• **WHAT THE EXERCISE ASKS**: Extract every line of the listing below verbatim, leaving out the picture.

• **GIVEN RECORDS**:
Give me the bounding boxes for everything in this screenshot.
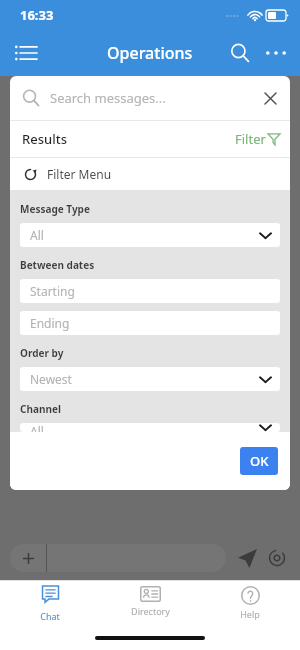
staticText: Newest xyxy=(30,371,72,387)
button[interactable]: All xyxy=(20,423,280,432)
staticText: Filter Menu xyxy=(47,166,112,182)
button[interactable]: Newest xyxy=(20,367,280,391)
button[interactable]: Starting xyxy=(20,279,280,303)
button[interactable]: Menu xyxy=(8,35,44,71)
button[interactable] xyxy=(10,544,226,572)
button[interactable]: Directory xyxy=(100,581,200,629)
button[interactable]: Mention xyxy=(264,545,290,571)
staticText: Directory xyxy=(131,605,170,617)
staticText: Filter xyxy=(235,130,266,148)
staticText: Ending xyxy=(30,315,70,331)
staticText: Operations xyxy=(107,42,193,64)
button[interactable]: OK xyxy=(240,447,278,475)
staticText: Message Type xyxy=(20,202,90,216)
staticText: Results xyxy=(22,130,67,148)
button[interactable]: More options xyxy=(258,35,294,71)
staticText: Chat xyxy=(40,610,60,622)
staticText: Help xyxy=(240,608,260,620)
button[interactable]: Clear search xyxy=(254,82,286,114)
button[interactable]: Filter Menu xyxy=(10,158,290,190)
staticText: All xyxy=(30,227,44,243)
staticText: Starting xyxy=(30,283,75,299)
staticText: All xyxy=(30,423,44,432)
staticText: Between dates xyxy=(20,258,95,272)
staticText: Order by xyxy=(20,346,64,360)
staticText: Search messages... xyxy=(50,89,166,107)
button[interactable]: Search messages... xyxy=(10,76,290,120)
staticText: 16:33 xyxy=(20,6,54,24)
button[interactable]: Send xyxy=(234,545,260,571)
staticText: OK xyxy=(250,452,269,470)
button[interactable]: Chat xyxy=(0,581,100,629)
button[interactable]: Search xyxy=(222,35,258,71)
button[interactable]: Filter xyxy=(225,126,290,152)
button[interactable]: Ending xyxy=(20,311,280,335)
button[interactable]: All xyxy=(20,223,280,247)
button[interactable]: Help xyxy=(200,581,300,629)
staticText: Channel xyxy=(20,402,61,416)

• **WRITTEN ANSWER**:
Give me the bounding boxes for everything in this screenshot.
staticText: Newest xyxy=(30,371,72,387)
button[interactable]: All xyxy=(20,423,280,432)
staticText: Filter Menu xyxy=(47,166,112,182)
button[interactable]: Newest xyxy=(20,367,280,391)
button[interactable]: Starting xyxy=(20,279,280,303)
button[interactable]: Menu xyxy=(8,35,44,71)
button[interactable] xyxy=(10,544,226,572)
button[interactable]: Directory xyxy=(100,581,200,629)
button[interactable]: Mention xyxy=(264,545,290,571)
staticText: Directory xyxy=(131,605,170,617)
staticText: Filter xyxy=(235,130,266,148)
staticText: Ending xyxy=(30,315,70,331)
staticText: Operations xyxy=(107,42,193,64)
button[interactable]: OK xyxy=(240,447,278,475)
staticText: Message Type xyxy=(20,202,90,216)
staticText: Results xyxy=(22,130,67,148)
button[interactable]: More options xyxy=(258,35,294,71)
staticText: Chat xyxy=(40,610,60,622)
staticText: Help xyxy=(240,608,260,620)
button[interactable]: Clear search xyxy=(254,82,286,114)
button[interactable]: Filter Menu xyxy=(10,158,290,190)
staticText: All xyxy=(30,227,44,243)
staticText: Starting xyxy=(30,283,75,299)
staticText: All xyxy=(30,423,44,432)
staticText: Between dates xyxy=(20,258,95,272)
staticText: Order by xyxy=(20,346,64,360)
staticText: Search messages... xyxy=(50,89,166,107)
button[interactable]: Search messages... xyxy=(10,76,290,120)
staticText: 16:33 xyxy=(20,6,54,24)
button[interactable]: Send xyxy=(234,545,260,571)
staticText: OK xyxy=(250,452,269,470)
button[interactable]: Chat xyxy=(0,581,100,629)
button[interactable]: Search xyxy=(222,35,258,71)
button[interactable]: Filter xyxy=(225,126,290,152)
button[interactable]: Ending xyxy=(20,311,280,335)
button[interactable]: All xyxy=(20,223,280,247)
button[interactable]: Help xyxy=(200,581,300,629)
staticText: Channel xyxy=(20,402,61,416)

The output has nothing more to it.